→ Task directions:
Pick out the lines containing "density".

────────

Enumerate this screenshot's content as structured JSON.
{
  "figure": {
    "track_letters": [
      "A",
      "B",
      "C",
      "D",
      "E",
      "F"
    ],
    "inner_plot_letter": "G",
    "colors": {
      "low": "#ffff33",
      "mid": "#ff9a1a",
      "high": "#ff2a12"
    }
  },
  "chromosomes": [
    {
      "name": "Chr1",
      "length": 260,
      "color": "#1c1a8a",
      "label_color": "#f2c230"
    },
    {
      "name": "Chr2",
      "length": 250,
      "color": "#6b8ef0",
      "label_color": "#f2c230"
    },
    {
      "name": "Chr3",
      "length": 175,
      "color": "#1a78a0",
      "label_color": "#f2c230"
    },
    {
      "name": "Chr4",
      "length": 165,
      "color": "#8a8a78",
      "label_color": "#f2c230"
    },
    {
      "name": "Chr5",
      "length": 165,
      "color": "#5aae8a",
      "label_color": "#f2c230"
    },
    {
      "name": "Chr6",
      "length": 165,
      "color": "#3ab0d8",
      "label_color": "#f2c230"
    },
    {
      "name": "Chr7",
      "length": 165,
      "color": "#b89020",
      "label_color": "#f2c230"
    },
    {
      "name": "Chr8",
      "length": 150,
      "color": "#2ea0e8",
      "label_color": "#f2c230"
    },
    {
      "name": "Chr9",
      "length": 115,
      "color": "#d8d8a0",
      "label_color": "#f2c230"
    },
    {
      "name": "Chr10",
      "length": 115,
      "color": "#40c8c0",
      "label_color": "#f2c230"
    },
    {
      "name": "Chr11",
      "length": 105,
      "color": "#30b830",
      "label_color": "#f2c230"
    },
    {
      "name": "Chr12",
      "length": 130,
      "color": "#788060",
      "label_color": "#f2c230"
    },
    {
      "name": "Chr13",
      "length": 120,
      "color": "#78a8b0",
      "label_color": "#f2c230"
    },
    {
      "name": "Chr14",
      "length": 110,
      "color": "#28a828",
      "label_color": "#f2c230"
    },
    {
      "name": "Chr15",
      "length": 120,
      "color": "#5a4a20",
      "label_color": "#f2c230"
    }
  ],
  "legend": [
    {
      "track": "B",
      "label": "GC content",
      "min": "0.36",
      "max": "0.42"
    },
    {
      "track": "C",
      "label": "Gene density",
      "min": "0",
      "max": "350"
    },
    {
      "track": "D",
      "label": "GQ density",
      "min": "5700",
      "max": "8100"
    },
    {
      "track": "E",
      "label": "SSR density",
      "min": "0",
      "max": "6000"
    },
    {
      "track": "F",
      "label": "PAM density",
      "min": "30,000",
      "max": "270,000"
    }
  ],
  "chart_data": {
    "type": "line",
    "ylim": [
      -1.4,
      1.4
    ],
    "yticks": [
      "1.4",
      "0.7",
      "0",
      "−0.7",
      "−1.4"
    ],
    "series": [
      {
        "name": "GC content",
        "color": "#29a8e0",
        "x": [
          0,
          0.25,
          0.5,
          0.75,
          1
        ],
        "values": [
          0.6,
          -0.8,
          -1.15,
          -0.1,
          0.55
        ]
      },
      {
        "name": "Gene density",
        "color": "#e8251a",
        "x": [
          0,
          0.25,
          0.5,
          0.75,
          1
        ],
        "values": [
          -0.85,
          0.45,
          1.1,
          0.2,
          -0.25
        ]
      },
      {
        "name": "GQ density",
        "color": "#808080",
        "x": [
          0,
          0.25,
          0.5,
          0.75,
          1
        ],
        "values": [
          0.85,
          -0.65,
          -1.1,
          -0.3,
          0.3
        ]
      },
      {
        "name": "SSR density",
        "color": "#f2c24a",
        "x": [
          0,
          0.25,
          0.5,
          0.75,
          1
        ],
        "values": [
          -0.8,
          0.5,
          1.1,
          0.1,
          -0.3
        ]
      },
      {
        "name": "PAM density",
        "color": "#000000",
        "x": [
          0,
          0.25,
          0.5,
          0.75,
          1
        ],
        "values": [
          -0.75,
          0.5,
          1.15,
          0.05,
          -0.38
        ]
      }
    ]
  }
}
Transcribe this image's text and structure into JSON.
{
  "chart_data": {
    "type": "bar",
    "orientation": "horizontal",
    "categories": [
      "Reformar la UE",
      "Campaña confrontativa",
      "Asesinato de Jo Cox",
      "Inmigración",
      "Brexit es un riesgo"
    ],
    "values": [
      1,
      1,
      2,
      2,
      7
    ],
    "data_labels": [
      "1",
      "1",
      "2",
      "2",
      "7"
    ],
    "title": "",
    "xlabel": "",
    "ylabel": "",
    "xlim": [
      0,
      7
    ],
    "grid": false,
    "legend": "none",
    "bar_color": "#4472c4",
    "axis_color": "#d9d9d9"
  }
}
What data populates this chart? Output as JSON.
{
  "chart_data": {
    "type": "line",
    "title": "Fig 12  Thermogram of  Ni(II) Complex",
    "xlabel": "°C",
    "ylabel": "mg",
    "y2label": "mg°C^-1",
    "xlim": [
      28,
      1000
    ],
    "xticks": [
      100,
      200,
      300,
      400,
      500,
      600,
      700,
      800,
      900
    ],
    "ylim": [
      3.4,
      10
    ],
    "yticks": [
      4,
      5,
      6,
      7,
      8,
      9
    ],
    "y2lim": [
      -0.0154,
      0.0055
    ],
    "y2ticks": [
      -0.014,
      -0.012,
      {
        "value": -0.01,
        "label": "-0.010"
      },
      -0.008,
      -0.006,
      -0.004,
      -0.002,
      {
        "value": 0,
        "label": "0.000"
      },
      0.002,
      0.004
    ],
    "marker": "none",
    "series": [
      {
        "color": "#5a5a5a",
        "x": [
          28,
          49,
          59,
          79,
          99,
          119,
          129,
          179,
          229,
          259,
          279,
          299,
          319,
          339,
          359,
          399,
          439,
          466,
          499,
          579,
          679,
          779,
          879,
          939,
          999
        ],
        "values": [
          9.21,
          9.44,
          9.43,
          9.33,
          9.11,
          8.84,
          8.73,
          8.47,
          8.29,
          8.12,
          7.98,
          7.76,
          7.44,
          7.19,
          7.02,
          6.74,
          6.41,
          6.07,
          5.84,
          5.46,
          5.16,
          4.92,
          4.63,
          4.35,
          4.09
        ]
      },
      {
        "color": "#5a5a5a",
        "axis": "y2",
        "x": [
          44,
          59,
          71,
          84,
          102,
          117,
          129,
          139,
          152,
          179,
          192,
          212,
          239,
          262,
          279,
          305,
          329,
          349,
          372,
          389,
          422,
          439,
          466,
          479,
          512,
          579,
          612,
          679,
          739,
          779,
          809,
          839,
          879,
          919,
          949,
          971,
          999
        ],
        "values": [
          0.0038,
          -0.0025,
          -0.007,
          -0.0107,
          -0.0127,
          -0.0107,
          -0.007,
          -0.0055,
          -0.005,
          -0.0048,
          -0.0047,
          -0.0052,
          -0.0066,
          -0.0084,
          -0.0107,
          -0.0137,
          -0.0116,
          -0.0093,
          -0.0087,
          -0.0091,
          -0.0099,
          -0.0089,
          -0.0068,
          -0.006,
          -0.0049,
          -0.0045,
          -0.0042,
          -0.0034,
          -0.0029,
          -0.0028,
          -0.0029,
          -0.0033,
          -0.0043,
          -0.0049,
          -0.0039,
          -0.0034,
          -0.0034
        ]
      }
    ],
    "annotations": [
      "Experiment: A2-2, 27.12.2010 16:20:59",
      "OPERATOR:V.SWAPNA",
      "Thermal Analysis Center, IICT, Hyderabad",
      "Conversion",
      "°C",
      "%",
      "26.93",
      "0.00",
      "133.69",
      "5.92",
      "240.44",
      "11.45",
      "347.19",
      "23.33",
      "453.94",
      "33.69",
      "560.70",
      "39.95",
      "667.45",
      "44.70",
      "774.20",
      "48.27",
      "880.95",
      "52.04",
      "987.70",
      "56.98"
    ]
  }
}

────────

→ Task answer:
      "label": "Gene density",
      "label": "GQ density",
      "label": "SSR density",
      "label": "PAM density",
        "name": "Gene density",
        "name": "GQ density",
        "name": "SSR density",
        "name": "PAM density",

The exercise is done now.